=== Material shown ===
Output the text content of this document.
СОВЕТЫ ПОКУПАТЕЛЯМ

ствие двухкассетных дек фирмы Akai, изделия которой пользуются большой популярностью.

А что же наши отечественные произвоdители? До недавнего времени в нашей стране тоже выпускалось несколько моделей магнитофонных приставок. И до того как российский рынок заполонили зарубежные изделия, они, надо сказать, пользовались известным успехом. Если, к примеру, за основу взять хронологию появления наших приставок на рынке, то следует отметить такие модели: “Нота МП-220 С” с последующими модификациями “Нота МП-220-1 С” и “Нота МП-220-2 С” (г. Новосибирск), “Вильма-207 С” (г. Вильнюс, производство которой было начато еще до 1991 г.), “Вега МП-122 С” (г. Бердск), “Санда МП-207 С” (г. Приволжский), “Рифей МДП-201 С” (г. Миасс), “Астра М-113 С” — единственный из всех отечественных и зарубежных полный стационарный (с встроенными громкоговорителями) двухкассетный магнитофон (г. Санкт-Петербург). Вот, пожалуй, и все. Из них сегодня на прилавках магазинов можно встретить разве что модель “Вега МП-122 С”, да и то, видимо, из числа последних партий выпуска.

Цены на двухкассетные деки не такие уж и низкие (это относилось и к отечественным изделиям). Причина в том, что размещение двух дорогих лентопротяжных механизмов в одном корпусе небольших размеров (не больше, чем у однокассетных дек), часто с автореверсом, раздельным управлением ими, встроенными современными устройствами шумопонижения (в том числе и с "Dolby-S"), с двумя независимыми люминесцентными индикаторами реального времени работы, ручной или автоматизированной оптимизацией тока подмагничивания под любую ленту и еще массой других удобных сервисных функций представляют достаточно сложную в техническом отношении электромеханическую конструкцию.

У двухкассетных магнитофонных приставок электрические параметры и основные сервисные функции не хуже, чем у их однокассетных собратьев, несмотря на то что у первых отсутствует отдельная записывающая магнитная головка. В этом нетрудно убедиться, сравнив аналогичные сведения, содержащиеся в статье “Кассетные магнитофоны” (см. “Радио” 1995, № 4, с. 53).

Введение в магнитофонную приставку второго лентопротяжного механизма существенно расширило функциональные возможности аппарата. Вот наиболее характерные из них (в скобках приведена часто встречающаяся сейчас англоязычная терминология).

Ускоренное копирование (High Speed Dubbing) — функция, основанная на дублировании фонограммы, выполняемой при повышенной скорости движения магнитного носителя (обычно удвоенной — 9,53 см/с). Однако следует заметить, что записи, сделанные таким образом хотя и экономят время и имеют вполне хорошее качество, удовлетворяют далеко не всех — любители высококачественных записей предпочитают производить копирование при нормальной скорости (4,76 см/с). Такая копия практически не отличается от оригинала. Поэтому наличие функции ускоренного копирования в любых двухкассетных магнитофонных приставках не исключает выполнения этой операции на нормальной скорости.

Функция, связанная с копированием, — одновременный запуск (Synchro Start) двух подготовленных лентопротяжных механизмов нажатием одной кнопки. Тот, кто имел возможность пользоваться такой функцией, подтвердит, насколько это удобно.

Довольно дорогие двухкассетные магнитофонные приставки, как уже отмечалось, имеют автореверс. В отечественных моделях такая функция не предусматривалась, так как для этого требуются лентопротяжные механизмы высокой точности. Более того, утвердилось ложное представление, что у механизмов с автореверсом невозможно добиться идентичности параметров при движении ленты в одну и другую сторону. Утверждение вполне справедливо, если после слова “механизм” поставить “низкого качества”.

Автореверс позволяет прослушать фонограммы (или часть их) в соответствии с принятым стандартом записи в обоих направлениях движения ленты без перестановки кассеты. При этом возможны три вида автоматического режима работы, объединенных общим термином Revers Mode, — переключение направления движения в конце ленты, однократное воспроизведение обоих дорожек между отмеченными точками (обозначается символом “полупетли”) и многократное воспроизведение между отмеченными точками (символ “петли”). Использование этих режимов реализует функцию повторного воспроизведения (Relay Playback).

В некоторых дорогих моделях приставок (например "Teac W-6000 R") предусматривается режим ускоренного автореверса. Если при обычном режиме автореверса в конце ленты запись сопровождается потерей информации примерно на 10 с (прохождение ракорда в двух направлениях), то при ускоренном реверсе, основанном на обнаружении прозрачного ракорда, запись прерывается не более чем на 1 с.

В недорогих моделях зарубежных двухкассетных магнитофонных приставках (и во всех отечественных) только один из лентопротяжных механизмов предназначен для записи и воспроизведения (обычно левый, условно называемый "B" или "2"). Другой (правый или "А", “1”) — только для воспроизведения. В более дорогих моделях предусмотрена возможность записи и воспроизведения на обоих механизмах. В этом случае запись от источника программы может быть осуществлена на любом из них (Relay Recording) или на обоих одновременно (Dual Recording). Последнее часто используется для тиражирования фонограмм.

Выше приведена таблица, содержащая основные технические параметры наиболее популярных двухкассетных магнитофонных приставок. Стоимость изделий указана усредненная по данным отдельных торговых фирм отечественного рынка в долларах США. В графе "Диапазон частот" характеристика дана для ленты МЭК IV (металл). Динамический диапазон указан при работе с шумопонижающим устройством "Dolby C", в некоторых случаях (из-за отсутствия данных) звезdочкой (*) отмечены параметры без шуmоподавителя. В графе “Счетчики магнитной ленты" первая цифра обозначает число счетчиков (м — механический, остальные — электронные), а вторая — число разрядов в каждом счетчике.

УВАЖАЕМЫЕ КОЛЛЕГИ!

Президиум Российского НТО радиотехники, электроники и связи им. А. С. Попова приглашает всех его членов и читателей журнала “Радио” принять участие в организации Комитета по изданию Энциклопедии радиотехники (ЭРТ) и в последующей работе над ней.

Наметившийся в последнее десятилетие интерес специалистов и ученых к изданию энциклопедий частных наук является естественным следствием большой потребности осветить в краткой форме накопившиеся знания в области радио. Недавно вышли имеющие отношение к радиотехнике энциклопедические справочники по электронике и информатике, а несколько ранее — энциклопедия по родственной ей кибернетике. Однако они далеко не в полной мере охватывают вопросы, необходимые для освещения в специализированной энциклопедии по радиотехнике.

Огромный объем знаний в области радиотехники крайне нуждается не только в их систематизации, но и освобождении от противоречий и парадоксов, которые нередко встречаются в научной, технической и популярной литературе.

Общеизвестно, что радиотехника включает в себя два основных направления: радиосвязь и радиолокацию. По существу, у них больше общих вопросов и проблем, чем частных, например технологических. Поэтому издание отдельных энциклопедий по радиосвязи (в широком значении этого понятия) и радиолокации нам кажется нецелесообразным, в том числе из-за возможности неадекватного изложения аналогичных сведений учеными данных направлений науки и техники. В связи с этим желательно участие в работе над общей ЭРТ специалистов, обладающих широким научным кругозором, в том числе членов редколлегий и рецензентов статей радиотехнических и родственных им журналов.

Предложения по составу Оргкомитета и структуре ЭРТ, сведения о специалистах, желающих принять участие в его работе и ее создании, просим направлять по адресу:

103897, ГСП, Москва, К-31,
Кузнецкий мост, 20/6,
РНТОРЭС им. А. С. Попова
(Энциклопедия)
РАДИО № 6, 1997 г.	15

=== Stated problem ===
Search the data for the string "принять". List each line that has it.

=== Completed task ===
Президиум Российского НТО радиотехники, электроники и связи им. А. С. Попова приглашает всех его членов и читателей журнала “Радио” принять участие в организации Комитета по изданию Энциклопедии радиотехники (ЭРТ) и в последующей работе над ней.
Предложения по составу Оргкомитета и структуре ЭРТ, сведения о специалистах, желающих принять участие в его работе и ее создании, просим направлять по адресу:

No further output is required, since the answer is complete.